Figure dataset records:

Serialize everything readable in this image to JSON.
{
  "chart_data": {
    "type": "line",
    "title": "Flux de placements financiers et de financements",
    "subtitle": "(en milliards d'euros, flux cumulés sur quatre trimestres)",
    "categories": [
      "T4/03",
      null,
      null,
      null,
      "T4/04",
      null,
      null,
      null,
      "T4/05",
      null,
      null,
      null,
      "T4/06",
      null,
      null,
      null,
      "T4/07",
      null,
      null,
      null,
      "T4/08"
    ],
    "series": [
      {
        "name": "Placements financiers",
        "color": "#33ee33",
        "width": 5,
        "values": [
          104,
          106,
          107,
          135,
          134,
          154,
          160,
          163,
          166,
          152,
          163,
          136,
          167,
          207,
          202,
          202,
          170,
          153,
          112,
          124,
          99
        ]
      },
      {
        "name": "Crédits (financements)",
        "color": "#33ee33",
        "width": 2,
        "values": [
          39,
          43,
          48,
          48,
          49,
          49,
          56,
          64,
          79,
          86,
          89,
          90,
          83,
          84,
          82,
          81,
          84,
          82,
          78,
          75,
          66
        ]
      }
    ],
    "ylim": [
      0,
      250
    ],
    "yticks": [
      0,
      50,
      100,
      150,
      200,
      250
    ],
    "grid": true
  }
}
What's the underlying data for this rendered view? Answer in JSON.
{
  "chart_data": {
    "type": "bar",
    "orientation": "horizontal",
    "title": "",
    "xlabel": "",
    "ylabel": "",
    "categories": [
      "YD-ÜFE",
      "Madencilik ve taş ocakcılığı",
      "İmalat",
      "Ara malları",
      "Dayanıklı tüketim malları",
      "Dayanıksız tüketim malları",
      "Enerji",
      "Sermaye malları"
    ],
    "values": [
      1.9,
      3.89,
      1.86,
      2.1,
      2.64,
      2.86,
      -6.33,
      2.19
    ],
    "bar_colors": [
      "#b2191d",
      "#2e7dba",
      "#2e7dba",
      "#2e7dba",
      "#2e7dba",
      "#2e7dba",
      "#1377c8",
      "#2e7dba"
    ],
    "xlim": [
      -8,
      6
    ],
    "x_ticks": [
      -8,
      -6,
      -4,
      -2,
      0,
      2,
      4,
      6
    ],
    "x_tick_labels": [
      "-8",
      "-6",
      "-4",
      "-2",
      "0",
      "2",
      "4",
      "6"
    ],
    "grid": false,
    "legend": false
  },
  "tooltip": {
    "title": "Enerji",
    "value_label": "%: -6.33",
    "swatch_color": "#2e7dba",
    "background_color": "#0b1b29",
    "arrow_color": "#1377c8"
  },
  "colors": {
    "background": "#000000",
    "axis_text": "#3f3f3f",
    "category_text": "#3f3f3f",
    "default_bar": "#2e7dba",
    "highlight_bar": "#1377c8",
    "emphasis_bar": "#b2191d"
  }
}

• _Stated exercise_:
Give only the number of lines in the entries above that hold the string "name".

• _Completed task_:
2